- **STATED GOAL**
Each line below should be quoted exactly, please.

[Stored data]
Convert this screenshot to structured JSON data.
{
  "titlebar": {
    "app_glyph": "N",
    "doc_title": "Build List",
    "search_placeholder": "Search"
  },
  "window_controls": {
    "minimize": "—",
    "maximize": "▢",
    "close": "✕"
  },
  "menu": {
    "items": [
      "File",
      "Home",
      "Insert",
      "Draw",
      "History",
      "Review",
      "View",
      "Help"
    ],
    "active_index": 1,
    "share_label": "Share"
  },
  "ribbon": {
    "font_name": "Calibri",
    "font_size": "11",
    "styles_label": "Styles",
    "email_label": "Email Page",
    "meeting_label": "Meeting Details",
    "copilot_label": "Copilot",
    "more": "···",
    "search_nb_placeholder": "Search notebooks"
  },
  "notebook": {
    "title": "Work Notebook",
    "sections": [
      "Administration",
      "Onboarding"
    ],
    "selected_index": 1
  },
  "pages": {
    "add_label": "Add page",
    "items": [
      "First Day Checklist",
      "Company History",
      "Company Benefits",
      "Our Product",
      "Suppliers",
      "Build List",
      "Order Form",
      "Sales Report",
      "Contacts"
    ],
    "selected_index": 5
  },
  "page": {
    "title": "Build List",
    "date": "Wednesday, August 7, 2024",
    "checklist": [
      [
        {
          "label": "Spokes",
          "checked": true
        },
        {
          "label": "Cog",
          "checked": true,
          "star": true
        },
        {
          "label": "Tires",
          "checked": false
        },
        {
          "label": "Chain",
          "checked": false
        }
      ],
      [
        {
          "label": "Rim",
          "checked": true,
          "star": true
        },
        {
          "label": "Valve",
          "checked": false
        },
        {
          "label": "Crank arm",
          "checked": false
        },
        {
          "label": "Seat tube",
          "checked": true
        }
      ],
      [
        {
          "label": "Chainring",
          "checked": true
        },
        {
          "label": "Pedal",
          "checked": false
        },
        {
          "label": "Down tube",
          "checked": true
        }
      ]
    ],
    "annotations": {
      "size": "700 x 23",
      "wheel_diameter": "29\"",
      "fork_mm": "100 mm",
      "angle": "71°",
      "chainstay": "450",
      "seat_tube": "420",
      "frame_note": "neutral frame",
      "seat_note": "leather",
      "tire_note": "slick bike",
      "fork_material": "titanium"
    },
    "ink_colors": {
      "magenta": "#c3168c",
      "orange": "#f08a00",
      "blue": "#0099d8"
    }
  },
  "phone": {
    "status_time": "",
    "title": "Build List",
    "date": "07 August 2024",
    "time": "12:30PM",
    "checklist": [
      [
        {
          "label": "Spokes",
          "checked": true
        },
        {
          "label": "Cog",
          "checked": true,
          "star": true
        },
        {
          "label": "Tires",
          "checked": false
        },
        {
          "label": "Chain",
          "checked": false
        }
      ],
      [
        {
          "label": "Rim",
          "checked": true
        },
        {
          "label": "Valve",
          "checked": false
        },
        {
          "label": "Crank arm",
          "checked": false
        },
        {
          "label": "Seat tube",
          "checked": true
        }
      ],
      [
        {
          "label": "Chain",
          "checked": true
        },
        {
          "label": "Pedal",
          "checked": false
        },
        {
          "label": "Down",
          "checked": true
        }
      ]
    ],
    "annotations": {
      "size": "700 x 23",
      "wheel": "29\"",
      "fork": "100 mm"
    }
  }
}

- **WORKED SOLUTION**
Convert this screenshot to structured JSON data.
{
  "titlebar": {
    "app_glyph": "N",
    "doc_title": "Build List",
    "search_placeholder": "Search"
  },
  "window_controls": {
    "minimize": "—",
    "maximize": "▢",
    "close": "✕"
  },
  "menu": {
    "items": [
      "File",
      "Home",
      "Insert",
      "Draw",
      "History",
      "Review",
      "View",
      "Help"
    ],
    "active_index": 1,
    "share_label": "Share"
  },
  "ribbon": {
    "font_name": "Calibri",
    "font_size": "11",
    "styles_label": "Styles",
    "email_label": "Email Page",
    "meeting_label": "Meeting Details",
    "copilot_label": "Copilot",
    "more": "···",
    "search_nb_placeholder": "Search notebooks"
  },
  "notebook": {
    "title": "Work Notebook",
    "sections": [
      "Administration",
      "Onboarding"
    ],
    "selected_index": 1
  },
  "pages": {
    "add_label": "Add page",
    "items": [
      "First Day Checklist",
      "Company History",
      "Company Benefits",
      "Our Product",
      "Suppliers",
      "Build List",
      "Order Form",
      "Sales Report",
      "Contacts"
    ],
    "selected_index": 5
  },
  "page": {
    "title": "Build List",
    "date": "Wednesday, August 7, 2024",
    "checklist": [
      [
        {
          "label": "Spokes",
          "checked": true
        },
        {
          "label": "Cog",
          "checked": true,
          "star": true
        },
        {
          "label": "Tires",
          "checked": false
        },
        {
          "label": "Chain",
          "checked": false
        }
      ],
      [
        {
          "label": "Rim",
          "checked": true,
          "star": true
        },
        {
          "label": "Valve",
          "checked": false
        },
        {
          "label": "Crank arm",
          "checked": false
        },
        {
          "label": "Seat tube",
          "checked": true
        }
      ],
      [
        {
          "label": "Chainring",
          "checked": true
        },
        {
          "label": "Pedal",
          "checked": false
        },
        {
          "label": "Down tube",
          "checked": true
        }
      ]
    ],
    "annotations": {
      "size": "700 x 23",
      "wheel_diameter": "29\"",
      "fork_mm": "100 mm",
      "angle": "71°",
      "chainstay": "450",
      "seat_tube": "420",
      "frame_note": "neutral frame",
      "seat_note": "leather",
      "tire_note": "slick bike",
      "fork_material": "titanium"
    },
    "ink_colors": {
      "magenta": "#c3168c",
      "orange": "#f08a00",
      "blue": "#0099d8"
    }
  },
  "phone": {
    "status_time": "",
    "title": "Build List",
    "date": "07 August 2024",
    "time": "12:30PM",
    "checklist": [
      [
        {
          "label": "Spokes",
          "checked": true
        },
        {
          "label": "Cog",
          "checked": true,
          "star": true
        },
        {
          "label": "Tires",
          "checked": false
        },
        {
          "label": "Chain",
          "checked": false
        }
      ],
      [
        {
          "label": "Rim",
          "checked": true
        },
        {
          "label": "Valve",
          "checked": false
        },
        {
          "label": "Crank arm",
          "checked": false
        },
        {
          "label": "Seat tube",
          "checked": true
        }
      ],
      [
        {
          "label": "Chain",
          "checked": true
        },
        {
          "label": "Pedal",
          "checked": false
        },
        {
          "label": "Down",
          "checked": true
        }
      ]
    ],
    "annotations": {
      "size": "700 x 23",
      "wheel": "29\"",
      "fork": "100 mm"
    }
  }
}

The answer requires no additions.